START Dataset entries

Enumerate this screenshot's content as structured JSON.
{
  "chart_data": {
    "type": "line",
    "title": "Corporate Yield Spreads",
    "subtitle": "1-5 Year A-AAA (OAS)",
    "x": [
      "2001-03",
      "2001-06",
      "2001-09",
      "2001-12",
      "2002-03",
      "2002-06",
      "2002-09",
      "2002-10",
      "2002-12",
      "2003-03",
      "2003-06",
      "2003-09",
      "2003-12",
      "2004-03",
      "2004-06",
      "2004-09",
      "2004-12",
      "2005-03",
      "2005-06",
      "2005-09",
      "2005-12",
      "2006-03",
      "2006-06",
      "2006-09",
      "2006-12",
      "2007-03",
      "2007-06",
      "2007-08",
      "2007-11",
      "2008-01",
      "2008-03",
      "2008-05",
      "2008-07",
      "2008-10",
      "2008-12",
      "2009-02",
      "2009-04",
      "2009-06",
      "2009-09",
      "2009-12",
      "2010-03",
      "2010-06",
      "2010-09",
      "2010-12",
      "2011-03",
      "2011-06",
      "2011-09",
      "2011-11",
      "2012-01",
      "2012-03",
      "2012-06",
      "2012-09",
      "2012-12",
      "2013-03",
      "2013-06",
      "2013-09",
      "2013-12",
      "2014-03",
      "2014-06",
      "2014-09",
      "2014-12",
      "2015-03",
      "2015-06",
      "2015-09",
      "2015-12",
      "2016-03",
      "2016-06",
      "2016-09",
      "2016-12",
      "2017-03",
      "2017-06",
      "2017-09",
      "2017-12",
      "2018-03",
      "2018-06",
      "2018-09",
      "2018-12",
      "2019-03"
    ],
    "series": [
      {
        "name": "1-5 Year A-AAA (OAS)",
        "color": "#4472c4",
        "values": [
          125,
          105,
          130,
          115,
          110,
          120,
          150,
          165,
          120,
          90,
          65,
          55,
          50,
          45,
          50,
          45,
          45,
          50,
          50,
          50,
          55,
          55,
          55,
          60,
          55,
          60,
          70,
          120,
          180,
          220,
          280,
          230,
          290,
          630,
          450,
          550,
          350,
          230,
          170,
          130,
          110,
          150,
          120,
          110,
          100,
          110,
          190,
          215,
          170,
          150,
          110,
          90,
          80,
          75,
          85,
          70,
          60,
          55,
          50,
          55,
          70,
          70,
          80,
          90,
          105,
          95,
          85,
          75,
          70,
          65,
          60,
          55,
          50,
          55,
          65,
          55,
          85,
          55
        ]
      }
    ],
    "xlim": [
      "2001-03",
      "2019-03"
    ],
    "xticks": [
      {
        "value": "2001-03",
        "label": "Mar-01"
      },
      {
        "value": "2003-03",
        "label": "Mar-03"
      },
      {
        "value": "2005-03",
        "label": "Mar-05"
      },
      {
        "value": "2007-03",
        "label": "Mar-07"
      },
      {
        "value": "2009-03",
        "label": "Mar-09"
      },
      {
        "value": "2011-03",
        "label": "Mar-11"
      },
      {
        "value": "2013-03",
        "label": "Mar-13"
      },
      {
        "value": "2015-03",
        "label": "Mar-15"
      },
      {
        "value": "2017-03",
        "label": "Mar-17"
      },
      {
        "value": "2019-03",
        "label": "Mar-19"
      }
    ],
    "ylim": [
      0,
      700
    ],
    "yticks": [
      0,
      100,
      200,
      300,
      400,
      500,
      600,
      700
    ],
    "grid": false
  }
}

END Dataset entries

Set problem | Show every line above in which the word "Year" occurs.

Response |
    "subtitle": "1-5 Year A-AAA (OAS)",
        "name": "1-5 Year A-AAA (OAS)",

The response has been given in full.